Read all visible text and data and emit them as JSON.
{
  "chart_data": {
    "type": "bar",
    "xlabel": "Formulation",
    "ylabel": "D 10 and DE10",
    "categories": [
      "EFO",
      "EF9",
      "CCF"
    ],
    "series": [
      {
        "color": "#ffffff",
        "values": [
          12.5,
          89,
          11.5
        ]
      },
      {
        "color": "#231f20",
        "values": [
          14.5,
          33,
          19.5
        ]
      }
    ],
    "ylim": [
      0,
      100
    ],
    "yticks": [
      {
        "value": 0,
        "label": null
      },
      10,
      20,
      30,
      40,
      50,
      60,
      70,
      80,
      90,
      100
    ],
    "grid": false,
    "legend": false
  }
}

# # #

### Required task
Return the whole listing exactly.

### Response to this task
Read all visible text and data and emit them as JSON.
{
  "chart_data": {
    "type": "bar",
    "xlabel": "Formulation",
    "ylabel": "D 10 and DE10",
    "categories": [
      "EFO",
      "EF9",
      "CCF"
    ],
    "series": [
      {
        "color": "#ffffff",
        "values": [
          12.5,
          89,
          11.5
        ]
      },
      {
        "color": "#231f20",
        "values": [
          14.5,
          33,
          19.5
        ]
      }
    ],
    "ylim": [
      0,
      100
    ],
    "yticks": [
      {
        "value": 0,
        "label": null
      },
      10,
      20,
      30,
      40,
      50,
      60,
      70,
      80,
      90,
      100
    ],
    "grid": false,
    "legend": false
  }
}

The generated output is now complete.